◆ **EXERCISE REQUIREMENTS**: Extract the lines that carry the string "Labaratoriya" from the listing.

===== DATA LINES =====

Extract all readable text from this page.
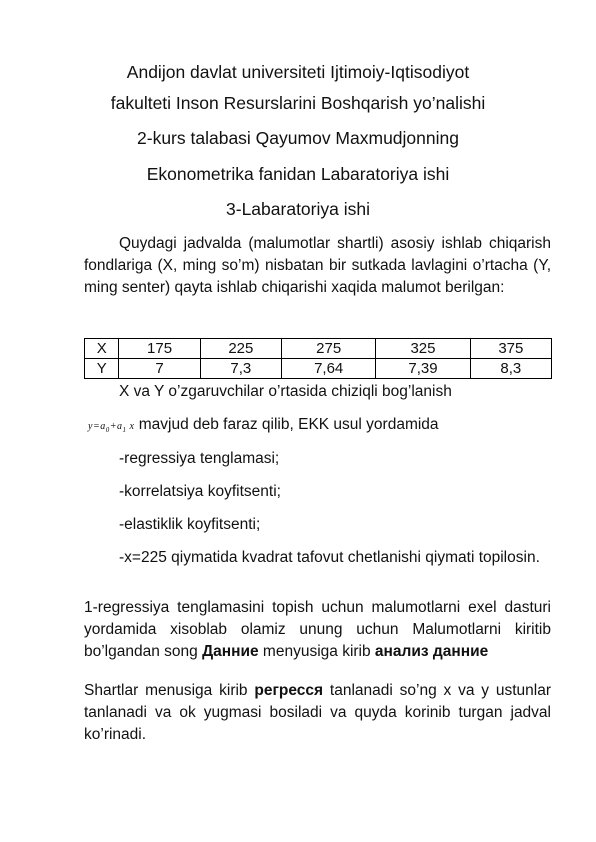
Andijon davlat universiteti Ijtimoiy-Iqtisodiyot
fakulteti Inson Resurslarini Boshqarish yo’nalishi
2-kurs talabasi Qayumov Maxmudjonning
Ekonometrika fanidan Labaratoriya ishi
3-Labaratoriya ishi
Quydagi jadvalda (malumotlar shartli) asosiy ishlab chiqarish fondlariga (X, ming so’m) nisbatan bir sutkada lavlagini o’rtacha (Y, ming senter) qayta ishlab chiqarishi xaqida malumot berilgan:
X	175	225	275	325	375
Y	7	7,3	7,64	7,39	8,3
X va Y o’zgaruvchilar o’rtasida chiziqli bog’lanish
$y=a_0+a_1$ x mavjud deb faraz qilib, EKK usul yordamida
-regressiya tenglamasi;
-korrelatsiya koyfitsenti;
-elastiklik koyfitsenti;
-x=225 qiymatida kvadrat tafovut chetlanishi qiymati topilosin.
1-regressiya tenglamasini topish uchun malumotlarni exel dasturi yordamida xisoblab olamiz unung uchun Malumotlarni kiritib bo’lgandan song Данние menyusiga kirib анализ данние
Shartlar menusiga kirib регресся tanlanadi so’ng x va y ustunlar tanlanadi va ok yugmasi bosiladi va quyda korinib turgan jadval ko’rinadi.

=====

◆ **COMPLETE ANSWER**:
Ekonometrika fanidan Labaratoriya ishi
3-Labaratoriya ishi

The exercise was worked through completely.